## Begin Dataset
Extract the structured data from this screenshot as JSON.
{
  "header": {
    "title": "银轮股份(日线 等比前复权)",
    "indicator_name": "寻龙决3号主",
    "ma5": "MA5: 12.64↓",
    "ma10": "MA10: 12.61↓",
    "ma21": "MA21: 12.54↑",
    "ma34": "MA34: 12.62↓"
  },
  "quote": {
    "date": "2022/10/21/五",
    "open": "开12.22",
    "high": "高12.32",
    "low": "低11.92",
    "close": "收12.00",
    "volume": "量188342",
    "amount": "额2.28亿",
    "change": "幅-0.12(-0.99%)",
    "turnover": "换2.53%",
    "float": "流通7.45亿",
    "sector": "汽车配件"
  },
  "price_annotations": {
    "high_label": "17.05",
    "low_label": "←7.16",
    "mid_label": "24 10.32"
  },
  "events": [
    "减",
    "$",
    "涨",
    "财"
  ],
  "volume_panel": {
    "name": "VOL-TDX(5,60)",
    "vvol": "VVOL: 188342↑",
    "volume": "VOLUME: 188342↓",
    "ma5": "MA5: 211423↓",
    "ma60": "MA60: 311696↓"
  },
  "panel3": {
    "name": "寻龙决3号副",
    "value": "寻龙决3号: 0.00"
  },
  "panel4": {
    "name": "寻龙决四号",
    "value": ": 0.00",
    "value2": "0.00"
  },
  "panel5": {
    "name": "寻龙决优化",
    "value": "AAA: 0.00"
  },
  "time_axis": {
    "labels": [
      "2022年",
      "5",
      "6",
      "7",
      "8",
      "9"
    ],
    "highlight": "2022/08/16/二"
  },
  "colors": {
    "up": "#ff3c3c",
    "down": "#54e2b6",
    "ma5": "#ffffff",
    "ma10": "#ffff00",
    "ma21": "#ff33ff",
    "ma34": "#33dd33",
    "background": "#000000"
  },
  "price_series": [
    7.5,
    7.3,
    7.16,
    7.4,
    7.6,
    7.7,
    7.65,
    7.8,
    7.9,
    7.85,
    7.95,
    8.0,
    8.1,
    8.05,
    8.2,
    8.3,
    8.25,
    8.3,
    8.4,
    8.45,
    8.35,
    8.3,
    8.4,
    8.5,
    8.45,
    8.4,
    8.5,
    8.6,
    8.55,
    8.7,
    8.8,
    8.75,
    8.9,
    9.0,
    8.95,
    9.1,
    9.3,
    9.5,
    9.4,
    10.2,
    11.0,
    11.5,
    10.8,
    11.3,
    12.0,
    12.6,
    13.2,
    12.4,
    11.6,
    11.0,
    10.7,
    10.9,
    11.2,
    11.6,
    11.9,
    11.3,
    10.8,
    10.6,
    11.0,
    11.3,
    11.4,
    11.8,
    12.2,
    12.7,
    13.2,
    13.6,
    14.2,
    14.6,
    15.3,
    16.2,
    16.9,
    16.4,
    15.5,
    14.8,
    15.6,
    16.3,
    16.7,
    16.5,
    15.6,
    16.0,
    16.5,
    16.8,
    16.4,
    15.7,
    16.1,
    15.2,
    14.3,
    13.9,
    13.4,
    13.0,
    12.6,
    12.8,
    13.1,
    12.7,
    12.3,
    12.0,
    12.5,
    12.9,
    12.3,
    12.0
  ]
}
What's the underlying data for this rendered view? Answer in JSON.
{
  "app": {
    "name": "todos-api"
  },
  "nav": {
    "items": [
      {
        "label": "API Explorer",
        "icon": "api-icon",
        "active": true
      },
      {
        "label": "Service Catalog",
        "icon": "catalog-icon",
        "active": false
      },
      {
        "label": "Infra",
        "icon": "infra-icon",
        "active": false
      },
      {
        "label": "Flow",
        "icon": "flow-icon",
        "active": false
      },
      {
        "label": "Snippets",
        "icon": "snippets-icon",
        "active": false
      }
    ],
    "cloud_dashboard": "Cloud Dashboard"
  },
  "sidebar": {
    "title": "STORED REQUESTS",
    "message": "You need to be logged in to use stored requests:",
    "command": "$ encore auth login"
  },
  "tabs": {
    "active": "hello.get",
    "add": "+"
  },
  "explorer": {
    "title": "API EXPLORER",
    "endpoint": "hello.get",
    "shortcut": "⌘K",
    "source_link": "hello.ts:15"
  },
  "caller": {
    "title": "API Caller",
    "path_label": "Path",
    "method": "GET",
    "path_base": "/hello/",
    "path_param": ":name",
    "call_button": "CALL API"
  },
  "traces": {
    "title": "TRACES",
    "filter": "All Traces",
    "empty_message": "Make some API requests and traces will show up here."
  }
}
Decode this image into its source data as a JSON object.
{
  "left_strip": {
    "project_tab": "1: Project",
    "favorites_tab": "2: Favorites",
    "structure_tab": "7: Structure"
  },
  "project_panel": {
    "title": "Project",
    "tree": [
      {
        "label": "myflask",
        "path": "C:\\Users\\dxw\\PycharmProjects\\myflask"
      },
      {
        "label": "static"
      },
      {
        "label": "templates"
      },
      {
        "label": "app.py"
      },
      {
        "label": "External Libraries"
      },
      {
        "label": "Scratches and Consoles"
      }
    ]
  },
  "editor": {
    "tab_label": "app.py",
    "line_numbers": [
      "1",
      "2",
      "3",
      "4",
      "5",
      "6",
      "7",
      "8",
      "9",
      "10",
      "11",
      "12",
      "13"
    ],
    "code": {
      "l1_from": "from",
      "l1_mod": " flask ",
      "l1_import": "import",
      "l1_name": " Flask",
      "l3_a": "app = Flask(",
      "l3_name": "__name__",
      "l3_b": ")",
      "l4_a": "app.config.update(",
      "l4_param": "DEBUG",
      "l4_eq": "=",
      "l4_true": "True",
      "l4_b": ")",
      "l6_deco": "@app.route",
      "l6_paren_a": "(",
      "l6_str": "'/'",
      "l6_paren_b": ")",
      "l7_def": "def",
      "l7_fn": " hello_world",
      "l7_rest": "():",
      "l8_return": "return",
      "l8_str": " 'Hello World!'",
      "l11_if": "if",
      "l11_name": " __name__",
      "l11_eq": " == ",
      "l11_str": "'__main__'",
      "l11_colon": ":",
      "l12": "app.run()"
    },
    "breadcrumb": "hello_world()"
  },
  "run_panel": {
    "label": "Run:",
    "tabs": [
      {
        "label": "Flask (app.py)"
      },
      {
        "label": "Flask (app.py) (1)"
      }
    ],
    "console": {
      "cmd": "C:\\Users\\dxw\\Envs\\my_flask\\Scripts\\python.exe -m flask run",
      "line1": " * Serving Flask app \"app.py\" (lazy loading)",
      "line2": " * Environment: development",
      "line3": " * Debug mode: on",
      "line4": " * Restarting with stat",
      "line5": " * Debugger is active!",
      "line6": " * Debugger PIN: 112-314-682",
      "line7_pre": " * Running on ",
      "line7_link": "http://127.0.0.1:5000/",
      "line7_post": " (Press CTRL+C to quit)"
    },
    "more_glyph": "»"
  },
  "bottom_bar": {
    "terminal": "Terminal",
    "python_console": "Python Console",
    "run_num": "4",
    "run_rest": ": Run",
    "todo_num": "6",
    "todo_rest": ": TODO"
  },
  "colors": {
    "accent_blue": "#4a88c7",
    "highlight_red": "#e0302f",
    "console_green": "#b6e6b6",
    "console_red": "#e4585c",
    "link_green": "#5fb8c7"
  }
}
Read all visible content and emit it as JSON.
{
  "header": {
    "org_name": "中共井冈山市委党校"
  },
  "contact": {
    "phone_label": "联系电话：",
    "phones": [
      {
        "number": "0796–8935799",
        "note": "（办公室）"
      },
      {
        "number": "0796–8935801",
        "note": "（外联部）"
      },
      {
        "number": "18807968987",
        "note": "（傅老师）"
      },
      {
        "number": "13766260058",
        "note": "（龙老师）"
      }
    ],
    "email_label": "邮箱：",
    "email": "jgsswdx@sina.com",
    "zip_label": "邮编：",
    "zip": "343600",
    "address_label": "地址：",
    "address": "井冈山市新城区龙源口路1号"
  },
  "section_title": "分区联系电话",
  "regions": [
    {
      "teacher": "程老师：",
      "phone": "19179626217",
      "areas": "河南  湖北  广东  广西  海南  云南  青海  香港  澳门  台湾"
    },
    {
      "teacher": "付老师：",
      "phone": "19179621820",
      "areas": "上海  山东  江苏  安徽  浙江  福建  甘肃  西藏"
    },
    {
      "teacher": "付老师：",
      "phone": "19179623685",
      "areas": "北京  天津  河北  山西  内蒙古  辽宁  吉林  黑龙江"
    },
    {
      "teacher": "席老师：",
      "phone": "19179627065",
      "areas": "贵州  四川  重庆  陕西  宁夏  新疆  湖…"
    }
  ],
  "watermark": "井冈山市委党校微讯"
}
## End Dataset
- What you have to do: Find the string "areas" in the listing and return every line that holds it.

- Exercise result:
      "areas": "河南  湖北  广东  广西  海南  云南  青海  香港  澳门  台湾"
      "areas": "上海  山东  江苏  安徽  浙江  福建  甘肃  西藏"
      "areas": "北京  天津  河北  山西  内蒙古  辽宁  吉林  黑龙江"
      "areas": "贵州  四川  重庆  陕西  宁夏  新疆  湖…"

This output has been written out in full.